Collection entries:
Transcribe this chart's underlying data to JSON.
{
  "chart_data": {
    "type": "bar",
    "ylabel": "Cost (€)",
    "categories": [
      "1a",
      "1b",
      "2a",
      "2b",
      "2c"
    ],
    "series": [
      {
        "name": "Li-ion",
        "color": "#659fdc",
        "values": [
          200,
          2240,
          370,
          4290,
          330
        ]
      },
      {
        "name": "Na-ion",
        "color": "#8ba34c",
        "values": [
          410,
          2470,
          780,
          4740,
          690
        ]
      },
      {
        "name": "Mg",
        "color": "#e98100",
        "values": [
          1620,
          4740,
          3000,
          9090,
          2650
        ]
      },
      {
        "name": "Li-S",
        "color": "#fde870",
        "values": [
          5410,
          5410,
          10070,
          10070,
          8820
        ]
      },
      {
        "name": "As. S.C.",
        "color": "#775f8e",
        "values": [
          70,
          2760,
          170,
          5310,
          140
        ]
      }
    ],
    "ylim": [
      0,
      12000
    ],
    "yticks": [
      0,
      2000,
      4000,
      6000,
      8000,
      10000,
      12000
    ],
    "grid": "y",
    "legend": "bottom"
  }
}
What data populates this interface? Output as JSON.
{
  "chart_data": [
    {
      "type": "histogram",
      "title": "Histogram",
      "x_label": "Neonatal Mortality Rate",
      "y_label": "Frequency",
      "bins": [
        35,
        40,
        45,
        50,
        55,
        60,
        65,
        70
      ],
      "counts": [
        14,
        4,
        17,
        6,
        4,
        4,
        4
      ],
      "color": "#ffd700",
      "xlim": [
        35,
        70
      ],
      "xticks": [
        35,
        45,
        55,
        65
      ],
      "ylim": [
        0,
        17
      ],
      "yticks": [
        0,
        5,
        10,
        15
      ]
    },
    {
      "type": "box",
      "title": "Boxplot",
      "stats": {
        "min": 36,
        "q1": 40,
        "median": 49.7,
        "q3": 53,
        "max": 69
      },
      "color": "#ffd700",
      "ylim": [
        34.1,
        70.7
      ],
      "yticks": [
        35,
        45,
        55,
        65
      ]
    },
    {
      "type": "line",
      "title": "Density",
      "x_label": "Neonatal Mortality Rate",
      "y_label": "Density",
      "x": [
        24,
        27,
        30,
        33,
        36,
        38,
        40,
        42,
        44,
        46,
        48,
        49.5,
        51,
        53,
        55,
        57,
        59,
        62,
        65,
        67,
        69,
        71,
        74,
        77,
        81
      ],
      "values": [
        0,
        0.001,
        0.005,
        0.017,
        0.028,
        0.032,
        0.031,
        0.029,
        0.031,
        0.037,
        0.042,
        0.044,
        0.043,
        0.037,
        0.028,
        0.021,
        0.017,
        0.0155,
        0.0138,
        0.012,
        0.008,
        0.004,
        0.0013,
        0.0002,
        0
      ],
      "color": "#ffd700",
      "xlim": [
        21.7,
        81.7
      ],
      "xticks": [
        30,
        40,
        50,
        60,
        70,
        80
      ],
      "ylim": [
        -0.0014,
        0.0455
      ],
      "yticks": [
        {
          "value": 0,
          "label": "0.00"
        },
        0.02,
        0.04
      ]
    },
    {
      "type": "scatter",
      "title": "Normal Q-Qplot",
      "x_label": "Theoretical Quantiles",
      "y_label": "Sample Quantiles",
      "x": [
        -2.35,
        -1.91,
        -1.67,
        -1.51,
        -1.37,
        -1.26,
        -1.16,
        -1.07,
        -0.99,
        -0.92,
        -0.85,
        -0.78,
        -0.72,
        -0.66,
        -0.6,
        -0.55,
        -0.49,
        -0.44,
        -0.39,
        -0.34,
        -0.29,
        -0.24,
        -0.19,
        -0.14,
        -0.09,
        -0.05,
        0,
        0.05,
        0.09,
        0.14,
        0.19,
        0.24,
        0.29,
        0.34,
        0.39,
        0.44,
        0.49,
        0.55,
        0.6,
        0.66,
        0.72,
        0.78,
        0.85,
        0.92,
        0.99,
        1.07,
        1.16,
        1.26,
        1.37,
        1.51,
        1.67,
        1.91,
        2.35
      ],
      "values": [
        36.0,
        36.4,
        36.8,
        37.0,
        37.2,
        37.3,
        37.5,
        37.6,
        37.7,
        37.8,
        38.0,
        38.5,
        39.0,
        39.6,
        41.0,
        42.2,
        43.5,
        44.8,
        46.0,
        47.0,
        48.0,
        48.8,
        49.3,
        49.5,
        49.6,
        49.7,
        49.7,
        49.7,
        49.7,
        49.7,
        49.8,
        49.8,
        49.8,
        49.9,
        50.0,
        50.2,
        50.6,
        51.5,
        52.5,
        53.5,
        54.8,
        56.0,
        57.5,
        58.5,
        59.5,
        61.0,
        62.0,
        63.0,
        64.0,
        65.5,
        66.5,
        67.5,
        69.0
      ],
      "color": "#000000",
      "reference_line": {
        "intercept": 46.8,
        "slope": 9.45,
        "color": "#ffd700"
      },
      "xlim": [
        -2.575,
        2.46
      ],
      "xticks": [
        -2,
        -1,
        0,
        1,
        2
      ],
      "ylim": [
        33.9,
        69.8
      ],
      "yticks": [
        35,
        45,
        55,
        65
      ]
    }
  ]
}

## Exercise:
Reproduce the material exactly, with every line intact.

## Solution for this problem:
Transcribe this chart's underlying data to JSON.
{
  "chart_data": {
    "type": "bar",
    "ylabel": "Cost (€)",
    "categories": [
      "1a",
      "1b",
      "2a",
      "2b",
      "2c"
    ],
    "series": [
      {
        "name": "Li-ion",
        "color": "#659fdc",
        "values": [
          200,
          2240,
          370,
          4290,
          330
        ]
      },
      {
        "name": "Na-ion",
        "color": "#8ba34c",
        "values": [
          410,
          2470,
          780,
          4740,
          690
        ]
      },
      {
        "name": "Mg",
        "color": "#e98100",
        "values": [
          1620,
          4740,
          3000,
          9090,
          2650
        ]
      },
      {
        "name": "Li-S",
        "color": "#fde870",
        "values": [
          5410,
          5410,
          10070,
          10070,
          8820
        ]
      },
      {
        "name": "As. S.C.",
        "color": "#775f8e",
        "values": [
          70,
          2760,
          170,
          5310,
          140
        ]
      }
    ],
    "ylim": [
      0,
      12000
    ],
    "yticks": [
      0,
      2000,
      4000,
      6000,
      8000,
      10000,
      12000
    ],
    "grid": "y",
    "legend": "bottom"
  }
}
What data populates this interface? Output as JSON.
{
  "chart_data": [
    {
      "type": "histogram",
      "title": "Histogram",
      "x_label": "Neonatal Mortality Rate",
      "y_label": "Frequency",
      "bins": [
        35,
        40,
        45,
        50,
        55,
        60,
        65,
        70
      ],
      "counts": [
        14,
        4,
        17,
        6,
        4,
        4,
        4
      ],
      "color": "#ffd700",
      "xlim": [
        35,
        70
      ],
      "xticks": [
        35,
        45,
        55,
        65
      ],
      "ylim": [
        0,
        17
      ],
      "yticks": [
        0,
        5,
        10,
        15
      ]
    },
    {
      "type": "box",
      "title": "Boxplot",
      "stats": {
        "min": 36,
        "q1": 40,
        "median": 49.7,
        "q3": 53,
        "max": 69
      },
      "color": "#ffd700",
      "ylim": [
        34.1,
        70.7
      ],
      "yticks": [
        35,
        45,
        55,
        65
      ]
    },
    {
      "type": "line",
      "title": "Density",
      "x_label": "Neonatal Mortality Rate",
      "y_label": "Density",
      "x": [
        24,
        27,
        30,
        33,
        36,
        38,
        40,
        42,
        44,
        46,
        48,
        49.5,
        51,
        53,
        55,
        57,
        59,
        62,
        65,
        67,
        69,
        71,
        74,
        77,
        81
      ],
      "values": [
        0,
        0.001,
        0.005,
        0.017,
        0.028,
        0.032,
        0.031,
        0.029,
        0.031,
        0.037,
        0.042,
        0.044,
        0.043,
        0.037,
        0.028,
        0.021,
        0.017,
        0.0155,
        0.0138,
        0.012,
        0.008,
        0.004,
        0.0013,
        0.0002,
        0
      ],
      "color": "#ffd700",
      "xlim": [
        21.7,
        81.7
      ],
      "xticks": [
        30,
        40,
        50,
        60,
        70,
        80
      ],
      "ylim": [
        -0.0014,
        0.0455
      ],
      "yticks": [
        {
          "value": 0,
          "label": "0.00"
        },
        0.02,
        0.04
      ]
    },
    {
      "type": "scatter",
      "title": "Normal Q-Qplot",
      "x_label": "Theoretical Quantiles",
      "y_label": "Sample Quantiles",
      "x": [
        -2.35,
        -1.91,
        -1.67,
        -1.51,
        -1.37,
        -1.26,
        -1.16,
        -1.07,
        -0.99,
        -0.92,
        -0.85,
        -0.78,
        -0.72,
        -0.66,
        -0.6,
        -0.55,
        -0.49,
        -0.44,
        -0.39,
        -0.34,
        -0.29,
        -0.24,
        -0.19,
        -0.14,
        -0.09,
        -0.05,
        0,
        0.05,
        0.09,
        0.14,
        0.19,
        0.24,
        0.29,
        0.34,
        0.39,
        0.44,
        0.49,
        0.55,
        0.6,
        0.66,
        0.72,
        0.78,
        0.85,
        0.92,
        0.99,
        1.07,
        1.16,
        1.26,
        1.37,
        1.51,
        1.67,
        1.91,
        2.35
      ],
      "values": [
        36.0,
        36.4,
        36.8,
        37.0,
        37.2,
        37.3,
        37.5,
        37.6,
        37.7,
        37.8,
        38.0,
        38.5,
        39.0,
        39.6,
        41.0,
        42.2,
        43.5,
        44.8,
        46.0,
        47.0,
        48.0,
        48.8,
        49.3,
        49.5,
        49.6,
        49.7,
        49.7,
        49.7,
        49.7,
        49.7,
        49.8,
        49.8,
        49.8,
        49.9,
        50.0,
        50.2,
        50.6,
        51.5,
        52.5,
        53.5,
        54.8,
        56.0,
        57.5,
        58.5,
        59.5,
        61.0,
        62.0,
        63.0,
        64.0,
        65.5,
        66.5,
        67.5,
        69.0
      ],
      "color": "#000000",
      "reference_line": {
        "intercept": 46.8,
        "slope": 9.45,
        "color": "#ffd700"
      },
      "xlim": [
        -2.575,
        2.46
      ],
      "xticks": [
        -2,
        -1,
        0,
        1,
        2
      ],
      "ylim": [
        33.9,
        69.8
      ],
      "yticks": [
        35,
        45,
        55,
        65
      ]
    }
  ]
}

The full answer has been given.